TASK STATEMENT: Write out the material below exactly, beginning at the line that contains "Transcribe the text in this document." and ending with its last line, both ends included; write nothing else.

[Lines of data]
>>>>>
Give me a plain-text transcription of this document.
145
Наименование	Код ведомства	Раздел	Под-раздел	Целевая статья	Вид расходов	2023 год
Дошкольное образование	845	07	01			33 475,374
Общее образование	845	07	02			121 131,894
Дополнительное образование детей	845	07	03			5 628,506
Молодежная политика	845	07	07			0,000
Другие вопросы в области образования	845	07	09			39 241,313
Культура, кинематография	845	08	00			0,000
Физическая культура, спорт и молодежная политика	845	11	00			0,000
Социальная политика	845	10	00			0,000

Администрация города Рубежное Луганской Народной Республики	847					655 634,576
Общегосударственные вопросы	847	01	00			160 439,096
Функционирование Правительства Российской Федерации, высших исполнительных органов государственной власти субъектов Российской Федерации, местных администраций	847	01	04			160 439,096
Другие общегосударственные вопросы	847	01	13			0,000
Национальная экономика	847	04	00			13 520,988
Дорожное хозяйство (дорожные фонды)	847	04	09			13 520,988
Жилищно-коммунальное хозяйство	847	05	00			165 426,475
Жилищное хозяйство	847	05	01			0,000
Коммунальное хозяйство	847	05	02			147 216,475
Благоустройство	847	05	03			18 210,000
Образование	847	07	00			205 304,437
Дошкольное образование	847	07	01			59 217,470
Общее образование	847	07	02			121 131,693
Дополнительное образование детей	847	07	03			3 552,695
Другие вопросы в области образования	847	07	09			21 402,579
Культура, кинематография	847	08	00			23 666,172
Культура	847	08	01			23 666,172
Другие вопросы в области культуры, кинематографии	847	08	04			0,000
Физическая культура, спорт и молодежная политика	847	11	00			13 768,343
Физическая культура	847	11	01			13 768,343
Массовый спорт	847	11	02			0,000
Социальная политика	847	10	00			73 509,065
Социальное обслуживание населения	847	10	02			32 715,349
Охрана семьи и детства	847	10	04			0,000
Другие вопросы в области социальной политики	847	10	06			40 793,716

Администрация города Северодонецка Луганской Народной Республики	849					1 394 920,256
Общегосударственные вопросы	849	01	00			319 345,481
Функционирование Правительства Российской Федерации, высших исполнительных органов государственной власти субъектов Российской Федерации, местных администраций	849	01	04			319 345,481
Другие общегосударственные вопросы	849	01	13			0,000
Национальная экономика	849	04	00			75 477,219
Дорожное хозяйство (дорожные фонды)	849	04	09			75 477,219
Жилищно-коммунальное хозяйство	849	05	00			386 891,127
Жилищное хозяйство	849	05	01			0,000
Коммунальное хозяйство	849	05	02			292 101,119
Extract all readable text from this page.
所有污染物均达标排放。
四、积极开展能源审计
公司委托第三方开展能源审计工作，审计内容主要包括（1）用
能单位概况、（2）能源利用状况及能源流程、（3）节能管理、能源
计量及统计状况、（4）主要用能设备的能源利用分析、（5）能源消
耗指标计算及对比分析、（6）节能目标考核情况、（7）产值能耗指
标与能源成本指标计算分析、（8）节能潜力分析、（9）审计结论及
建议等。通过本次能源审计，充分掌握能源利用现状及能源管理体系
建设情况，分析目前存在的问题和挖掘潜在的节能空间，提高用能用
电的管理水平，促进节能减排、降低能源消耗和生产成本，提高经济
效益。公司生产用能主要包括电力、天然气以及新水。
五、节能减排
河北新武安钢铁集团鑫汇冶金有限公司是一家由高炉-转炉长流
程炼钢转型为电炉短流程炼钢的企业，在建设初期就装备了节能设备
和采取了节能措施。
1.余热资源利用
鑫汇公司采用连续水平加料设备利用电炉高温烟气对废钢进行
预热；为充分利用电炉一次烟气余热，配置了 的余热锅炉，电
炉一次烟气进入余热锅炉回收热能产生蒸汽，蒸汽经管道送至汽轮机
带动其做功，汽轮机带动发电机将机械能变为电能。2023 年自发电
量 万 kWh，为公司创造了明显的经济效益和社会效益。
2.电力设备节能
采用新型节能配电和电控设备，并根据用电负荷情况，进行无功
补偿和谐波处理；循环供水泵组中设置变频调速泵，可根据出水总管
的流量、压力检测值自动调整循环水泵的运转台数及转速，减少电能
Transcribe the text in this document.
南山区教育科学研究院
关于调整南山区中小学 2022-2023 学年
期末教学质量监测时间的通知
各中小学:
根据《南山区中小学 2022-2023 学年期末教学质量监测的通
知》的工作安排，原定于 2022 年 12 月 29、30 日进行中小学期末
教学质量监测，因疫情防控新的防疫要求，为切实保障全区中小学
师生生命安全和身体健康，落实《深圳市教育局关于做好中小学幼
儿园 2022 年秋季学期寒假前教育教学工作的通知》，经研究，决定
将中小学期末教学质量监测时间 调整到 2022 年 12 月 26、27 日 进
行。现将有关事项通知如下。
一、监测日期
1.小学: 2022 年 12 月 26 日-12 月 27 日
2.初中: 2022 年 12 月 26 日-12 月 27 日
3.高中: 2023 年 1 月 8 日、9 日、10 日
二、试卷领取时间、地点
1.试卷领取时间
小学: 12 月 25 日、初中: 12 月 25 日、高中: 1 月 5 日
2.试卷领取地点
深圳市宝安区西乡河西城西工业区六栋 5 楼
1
<<<<<
WRITTEN ANSWER:
Transcribe the text in this document.
南山区教育科学研究院
关于调整南山区中小学 2022-2023 学年
期末教学质量监测时间的通知
各中小学:
根据《南山区中小学 2022-2023 学年期末教学质量监测的通
知》的工作安排，原定于 2022 年 12 月 29、30 日进行中小学期末
教学质量监测，因疫情防控新的防疫要求，为切实保障全区中小学
师生生命安全和身体健康，落实《深圳市教育局关于做好中小学幼
儿园 2022 年秋季学期寒假前教育教学工作的通知》，经研究，决定
将中小学期末教学质量监测时间 调整到 2022 年 12 月 26、27 日 进
行。现将有关事项通知如下。
一、监测日期
1.小学: 2022 年 12 月 26 日-12 月 27 日
2.初中: 2022 年 12 月 26 日-12 月 27 日
3.高中: 2023 年 1 月 8 日、9 日、10 日
二、试卷领取时间、地点
1.试卷领取时间
小学: 12 月 25 日、初中: 12 月 25 日、高中: 1 月 5 日
2.试卷领取地点
深圳市宝安区西乡河西城西工业区六栋 5 楼
1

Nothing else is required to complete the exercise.